Work required:
Can you rewrite only the item lines beginning at the one that has "Localize each UI" and ending after the one that has "- add-reaction-button[interactable]: [961, 568, 1025, 632]", with "plus-icon" renamed to "add-icon" and all else unchanged?
◇ ◇ ◇ ◇
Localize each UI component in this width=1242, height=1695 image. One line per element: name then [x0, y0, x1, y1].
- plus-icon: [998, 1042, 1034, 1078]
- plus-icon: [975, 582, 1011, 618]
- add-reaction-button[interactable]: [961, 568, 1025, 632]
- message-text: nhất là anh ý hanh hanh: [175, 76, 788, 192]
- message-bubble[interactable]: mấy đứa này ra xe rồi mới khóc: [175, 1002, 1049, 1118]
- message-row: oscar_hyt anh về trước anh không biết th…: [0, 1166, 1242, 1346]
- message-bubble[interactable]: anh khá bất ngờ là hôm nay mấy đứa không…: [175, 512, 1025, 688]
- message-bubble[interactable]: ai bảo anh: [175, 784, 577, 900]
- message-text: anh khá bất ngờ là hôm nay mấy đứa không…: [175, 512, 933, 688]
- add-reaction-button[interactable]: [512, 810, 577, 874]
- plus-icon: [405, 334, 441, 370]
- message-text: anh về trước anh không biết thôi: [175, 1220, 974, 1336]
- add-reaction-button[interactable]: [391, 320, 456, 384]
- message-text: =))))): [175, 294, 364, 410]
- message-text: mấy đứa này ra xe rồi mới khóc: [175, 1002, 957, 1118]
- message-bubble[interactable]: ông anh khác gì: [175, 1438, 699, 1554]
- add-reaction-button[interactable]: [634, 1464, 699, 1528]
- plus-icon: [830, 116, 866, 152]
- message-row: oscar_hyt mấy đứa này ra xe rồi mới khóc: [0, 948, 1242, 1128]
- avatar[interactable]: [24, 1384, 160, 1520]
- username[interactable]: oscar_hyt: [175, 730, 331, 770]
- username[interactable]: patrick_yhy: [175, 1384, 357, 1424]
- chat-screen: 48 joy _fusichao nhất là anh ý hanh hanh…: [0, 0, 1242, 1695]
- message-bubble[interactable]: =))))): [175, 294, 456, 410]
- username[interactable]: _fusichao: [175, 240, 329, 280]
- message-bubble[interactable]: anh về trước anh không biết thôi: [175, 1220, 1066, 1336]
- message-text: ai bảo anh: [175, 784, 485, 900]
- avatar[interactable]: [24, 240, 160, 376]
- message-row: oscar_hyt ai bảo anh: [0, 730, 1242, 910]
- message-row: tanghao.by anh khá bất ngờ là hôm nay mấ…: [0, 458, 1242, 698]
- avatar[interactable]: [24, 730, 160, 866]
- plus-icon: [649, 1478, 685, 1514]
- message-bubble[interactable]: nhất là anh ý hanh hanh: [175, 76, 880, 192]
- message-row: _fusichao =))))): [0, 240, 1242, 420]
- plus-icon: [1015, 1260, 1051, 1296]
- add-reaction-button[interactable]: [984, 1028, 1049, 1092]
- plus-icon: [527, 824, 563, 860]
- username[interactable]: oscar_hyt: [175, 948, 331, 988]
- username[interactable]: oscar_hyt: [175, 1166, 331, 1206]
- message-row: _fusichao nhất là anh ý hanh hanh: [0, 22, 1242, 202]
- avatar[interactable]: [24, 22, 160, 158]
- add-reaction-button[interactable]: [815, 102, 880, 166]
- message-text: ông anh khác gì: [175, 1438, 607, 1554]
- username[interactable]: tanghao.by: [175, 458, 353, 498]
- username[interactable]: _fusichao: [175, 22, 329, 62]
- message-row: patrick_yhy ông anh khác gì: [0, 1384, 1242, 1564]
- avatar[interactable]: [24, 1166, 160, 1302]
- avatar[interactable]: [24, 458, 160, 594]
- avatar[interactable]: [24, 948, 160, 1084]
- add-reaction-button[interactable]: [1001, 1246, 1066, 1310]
◇ ◇ ◇ ◇
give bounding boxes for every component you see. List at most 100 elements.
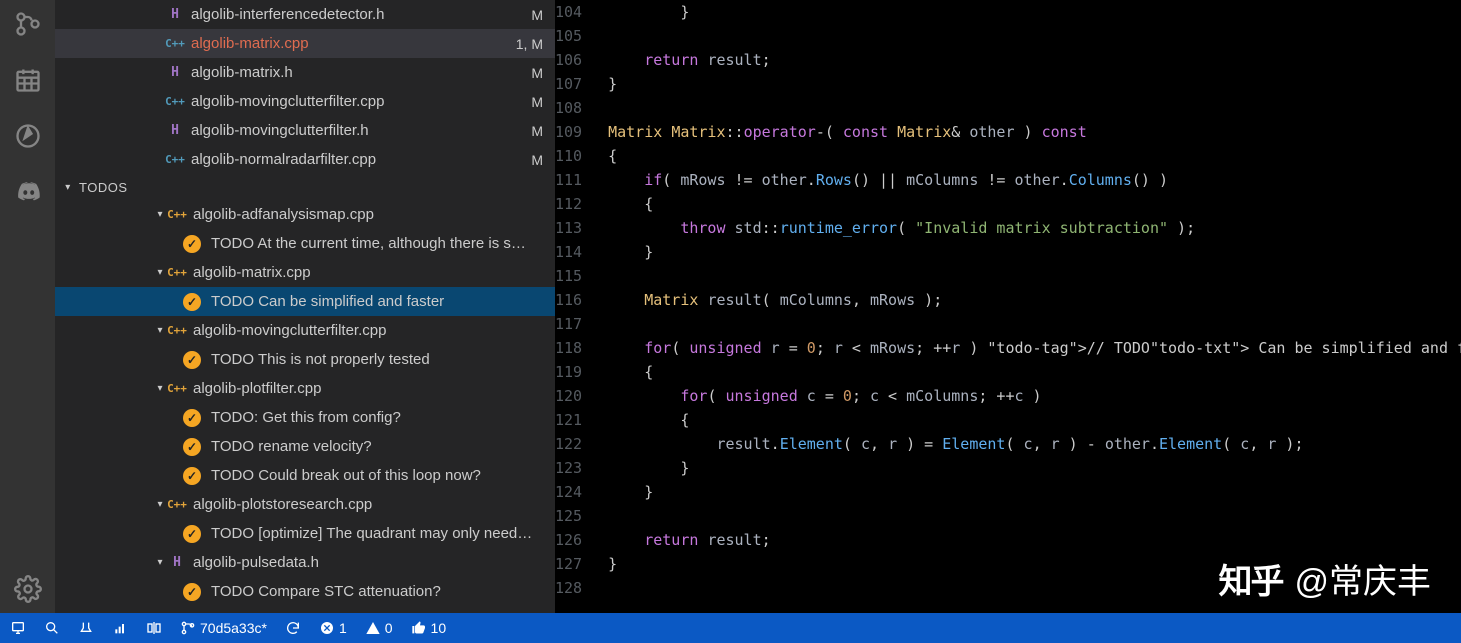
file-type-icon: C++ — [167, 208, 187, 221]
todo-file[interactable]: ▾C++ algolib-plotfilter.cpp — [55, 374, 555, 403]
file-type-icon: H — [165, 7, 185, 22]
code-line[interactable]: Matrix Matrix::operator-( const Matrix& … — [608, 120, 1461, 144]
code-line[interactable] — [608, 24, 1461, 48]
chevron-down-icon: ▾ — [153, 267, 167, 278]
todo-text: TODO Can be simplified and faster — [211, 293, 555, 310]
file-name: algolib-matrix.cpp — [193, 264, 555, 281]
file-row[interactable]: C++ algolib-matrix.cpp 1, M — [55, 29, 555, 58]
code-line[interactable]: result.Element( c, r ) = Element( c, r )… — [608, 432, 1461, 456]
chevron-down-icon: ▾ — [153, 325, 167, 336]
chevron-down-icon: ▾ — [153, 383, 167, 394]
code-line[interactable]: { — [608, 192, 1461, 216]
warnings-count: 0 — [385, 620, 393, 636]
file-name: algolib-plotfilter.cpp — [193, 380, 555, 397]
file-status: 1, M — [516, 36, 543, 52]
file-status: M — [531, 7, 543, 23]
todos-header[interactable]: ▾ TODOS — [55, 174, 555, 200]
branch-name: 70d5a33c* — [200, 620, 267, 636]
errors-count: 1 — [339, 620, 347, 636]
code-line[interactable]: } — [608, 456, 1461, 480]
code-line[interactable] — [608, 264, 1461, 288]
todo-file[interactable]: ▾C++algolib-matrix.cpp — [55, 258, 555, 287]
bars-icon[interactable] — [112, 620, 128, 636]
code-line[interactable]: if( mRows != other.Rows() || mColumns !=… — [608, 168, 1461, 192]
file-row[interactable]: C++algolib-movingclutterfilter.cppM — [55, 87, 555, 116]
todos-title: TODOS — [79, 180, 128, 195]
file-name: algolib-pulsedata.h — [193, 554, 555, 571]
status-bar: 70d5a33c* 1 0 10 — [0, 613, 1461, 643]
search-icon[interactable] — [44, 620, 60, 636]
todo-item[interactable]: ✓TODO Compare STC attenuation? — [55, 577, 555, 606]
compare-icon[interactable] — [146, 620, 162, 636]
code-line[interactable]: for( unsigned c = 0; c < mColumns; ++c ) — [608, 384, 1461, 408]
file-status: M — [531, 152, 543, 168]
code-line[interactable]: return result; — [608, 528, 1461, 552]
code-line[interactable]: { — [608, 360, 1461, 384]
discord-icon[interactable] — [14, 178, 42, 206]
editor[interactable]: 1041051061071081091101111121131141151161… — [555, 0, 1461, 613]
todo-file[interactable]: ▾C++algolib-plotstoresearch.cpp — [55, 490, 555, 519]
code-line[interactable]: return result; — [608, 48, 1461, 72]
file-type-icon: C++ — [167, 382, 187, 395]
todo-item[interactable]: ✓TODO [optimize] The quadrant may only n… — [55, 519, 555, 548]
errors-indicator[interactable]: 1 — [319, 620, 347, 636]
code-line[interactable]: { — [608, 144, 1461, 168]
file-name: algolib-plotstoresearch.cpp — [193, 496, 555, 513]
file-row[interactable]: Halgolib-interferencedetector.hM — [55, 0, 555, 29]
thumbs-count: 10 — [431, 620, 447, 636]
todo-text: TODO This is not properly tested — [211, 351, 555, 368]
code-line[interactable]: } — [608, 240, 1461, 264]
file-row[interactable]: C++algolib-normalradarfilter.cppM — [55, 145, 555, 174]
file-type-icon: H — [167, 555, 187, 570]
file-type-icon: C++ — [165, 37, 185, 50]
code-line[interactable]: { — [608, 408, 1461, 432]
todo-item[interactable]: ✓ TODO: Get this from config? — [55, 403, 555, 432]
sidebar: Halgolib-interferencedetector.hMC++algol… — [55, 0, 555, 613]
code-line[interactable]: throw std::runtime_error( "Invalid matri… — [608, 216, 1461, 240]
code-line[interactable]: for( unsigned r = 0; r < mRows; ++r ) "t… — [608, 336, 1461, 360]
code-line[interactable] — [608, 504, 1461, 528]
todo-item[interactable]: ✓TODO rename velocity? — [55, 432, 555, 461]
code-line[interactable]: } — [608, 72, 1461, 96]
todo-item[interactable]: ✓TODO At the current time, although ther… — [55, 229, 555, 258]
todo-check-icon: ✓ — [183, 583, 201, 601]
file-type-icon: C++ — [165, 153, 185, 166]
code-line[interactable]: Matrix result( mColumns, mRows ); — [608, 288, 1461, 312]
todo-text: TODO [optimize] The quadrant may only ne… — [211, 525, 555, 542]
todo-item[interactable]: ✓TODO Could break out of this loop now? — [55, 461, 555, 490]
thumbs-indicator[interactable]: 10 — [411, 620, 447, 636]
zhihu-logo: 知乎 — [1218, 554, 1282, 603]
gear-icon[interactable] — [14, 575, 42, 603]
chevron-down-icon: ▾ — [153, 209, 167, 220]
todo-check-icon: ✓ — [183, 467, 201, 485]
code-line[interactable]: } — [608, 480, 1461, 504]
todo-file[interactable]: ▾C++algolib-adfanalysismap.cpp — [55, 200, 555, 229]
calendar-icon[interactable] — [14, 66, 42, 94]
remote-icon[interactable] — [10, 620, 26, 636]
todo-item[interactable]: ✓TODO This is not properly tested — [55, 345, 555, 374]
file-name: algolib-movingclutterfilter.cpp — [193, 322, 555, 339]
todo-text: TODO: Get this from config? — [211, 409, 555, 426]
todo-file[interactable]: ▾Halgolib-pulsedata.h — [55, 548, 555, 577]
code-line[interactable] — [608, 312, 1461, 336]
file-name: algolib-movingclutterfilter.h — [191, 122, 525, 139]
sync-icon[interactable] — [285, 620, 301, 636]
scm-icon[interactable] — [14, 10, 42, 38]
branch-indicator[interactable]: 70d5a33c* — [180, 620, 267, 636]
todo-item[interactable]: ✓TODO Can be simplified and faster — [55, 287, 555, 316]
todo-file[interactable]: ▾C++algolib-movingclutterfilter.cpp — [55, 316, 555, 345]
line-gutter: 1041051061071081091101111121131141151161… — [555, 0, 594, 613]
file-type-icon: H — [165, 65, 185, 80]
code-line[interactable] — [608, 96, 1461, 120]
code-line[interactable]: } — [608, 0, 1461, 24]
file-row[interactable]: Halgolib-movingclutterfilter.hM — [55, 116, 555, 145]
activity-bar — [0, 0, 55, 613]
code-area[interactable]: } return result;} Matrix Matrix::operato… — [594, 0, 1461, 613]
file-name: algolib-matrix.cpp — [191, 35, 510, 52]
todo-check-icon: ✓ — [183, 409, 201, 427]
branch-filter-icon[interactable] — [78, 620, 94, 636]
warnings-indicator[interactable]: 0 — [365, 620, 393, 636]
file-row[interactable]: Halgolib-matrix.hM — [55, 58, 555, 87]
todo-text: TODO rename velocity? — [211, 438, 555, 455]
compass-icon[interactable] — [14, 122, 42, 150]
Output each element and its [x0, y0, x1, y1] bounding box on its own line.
◇ ◇ ◇ ◇
Correct response:
Localize each UI component in this width=1242, height=1695 image. One line per element: name then [x0, y0, x1, y1].
- add-icon: [998, 1042, 1034, 1078]
- add-icon: [975, 582, 1011, 618]
- add-reaction-button[interactable]: [961, 568, 1025, 632]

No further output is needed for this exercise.